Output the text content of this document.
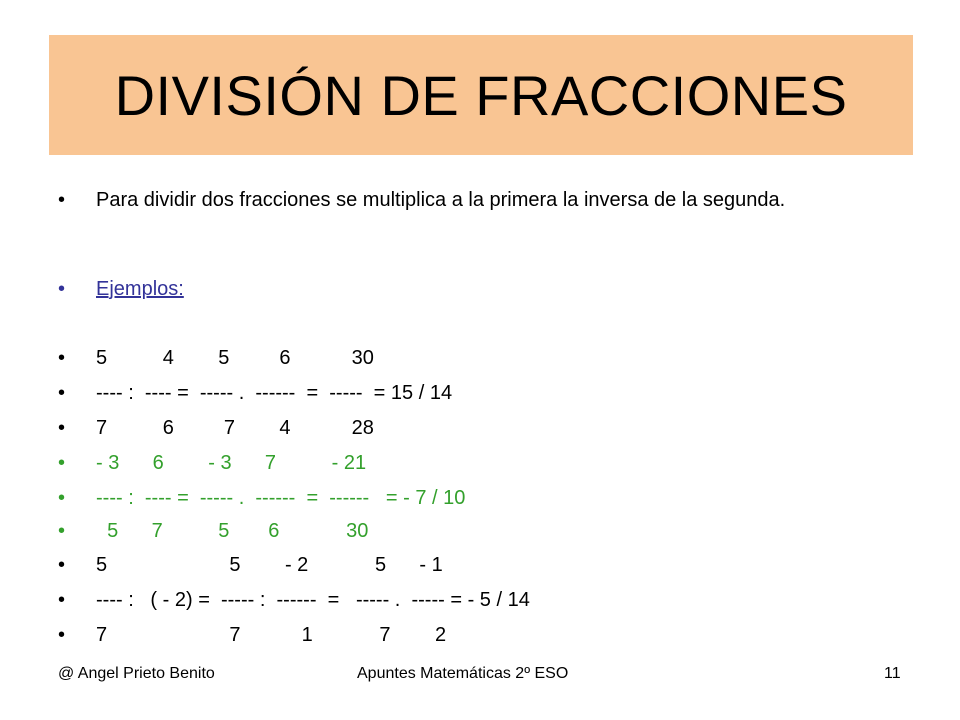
DIVISIÓN DE FRACCIONES

•

	Para dividir dos fracciones se multiplica a la primera la inversa de la segunda.

•

	Ejemplos:

•

	5          4        5         6           30

•

	---- :  ---- =  ----- .  ------  =  -----  = 15 / 14

•

	7          6         7        4           28

•

	- 3      6        - 3      7          - 21

•

	---- :  ---- =  ----- .  ------  =  ------   = - 7 / 10

•

	5      7          5       6            30

•

	5                      5        - 2            5      - 1

•

	---- :   ( - 2) =  ----- :  ------  =   ----- .  ----- = - 5 / 14

•

	7                      7           1            7        2

@ Angel Prieto Benito	Apuntes Matemáticas 2º ESO	11
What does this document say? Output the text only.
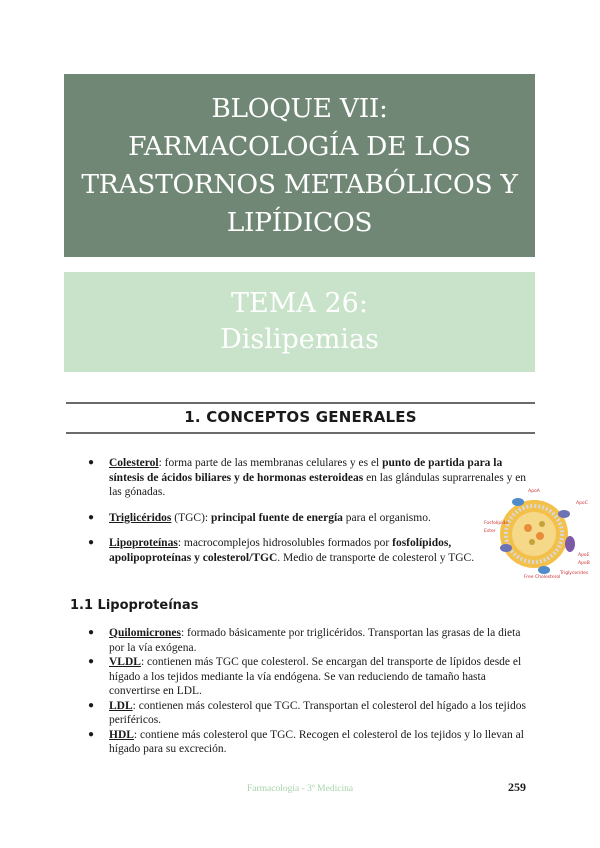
BLOQUE VII:
FARMACOLOGÍA DE LOS
TRASTORNOS METABÓLICOS Y
LIPÍDICOS
TEMA 26:
Dislipemias
1. CONCEPTOS GENERALES
● Colesterol: forma parte de las membranas celulares y es el punto de partida para la síntesis de ácidos biliares y de hormonas esteroideas en las glándulas suprarrenales y en las gónadas.
● Triglicéridos (TGC): principal fuente de energía para el organismo.
● Lipoproteínas: macrocomplejos hidrosolubles formados por fosfolípidos, apolipoproteínas y colesterol/TGC. Medio de transporte de colesterol y TGC.
ApoA
ApoC
Fosfolípido
Ester
ApoE
ApoB
Free Cholesterol
Triglycerides
1.1 Lipoproteínas
● Quilomicrones: formado básicamente por triglicéridos. Transportan las grasas de la dieta por la vía exógena.
● VLDL: contienen más TGC que colesterol. Se encargan del transporte de lípidos desde el hígado a los tejidos mediante la vía endógena. Se van reduciendo de tamaño hasta convertirse en LDL.
● LDL: contienen más colesterol que TGC. Transportan el colesterol del hígado a los tejidos periféricos.
● HDL: contiene más colesterol que TGC. Recogen el colesterol de los tejidos y lo llevan al hígado para su excreción.
Farmacología - 3º Medicina	259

_YOUR TASK_
An exact transcription of all the entries is required, without the pictures.

_ANSWER TO THIS TASK_
Output the text content of this document.
DIVISIÓN DE FRACCIONES

•

	Para dividir dos fracciones se multiplica a la primera la inversa de la segunda.

•

	Ejemplos:

•

	5          4        5         6           30

•

	---- :  ---- =  ----- .  ------  =  -----  = 15 / 14

•

	7          6         7        4           28

•

	- 3      6        - 3      7          - 21

•

	---- :  ---- =  ----- .  ------  =  ------   = - 7 / 10

•

	5      7          5       6            30

•

	5                      5        - 2            5      - 1

•

	---- :   ( - 2) =  ----- :  ------  =   ----- .  ----- = - 5 / 14

•

	7                      7           1            7        2

@ Angel Prieto Benito	Apuntes Matemáticas 2º ESO	11
What does this document say? Output the text only.
BLOQUE VII:
FARMACOLOGÍA DE LOS
TRASTORNOS METABÓLICOS Y
LIPÍDICOS
TEMA 26:
Dislipemias
1. CONCEPTOS GENERALES
● Colesterol: forma parte de las membranas celulares y es el punto de partida para la síntesis de ácidos biliares y de hormonas esteroideas en las glándulas suprarrenales y en las gónadas.
● Triglicéridos (TGC): principal fuente de energía para el organismo.
● Lipoproteínas: macrocomplejos hidrosolubles formados por fosfolípidos, apolipoproteínas y colesterol/TGC. Medio de transporte de colesterol y TGC.
ApoA
ApoC
Fosfolípido
Ester
ApoE
ApoB
Free Cholesterol
Triglycerides
1.1 Lipoproteínas
● Quilomicrones: formado básicamente por triglicéridos. Transportan las grasas de la dieta por la vía exógena.
● VLDL: contienen más TGC que colesterol. Se encargan del transporte de lípidos desde el hígado a los tejidos mediante la vía endógena. Se van reduciendo de tamaño hasta convertirse en LDL.
● LDL: contienen más colesterol que TGC. Transportan el colesterol del hígado a los tejidos periféricos.
● HDL: contiene más colesterol que TGC. Recogen el colesterol de los tejidos y lo llevan al hígado para su excreción.
Farmacología - 3º Medicina	259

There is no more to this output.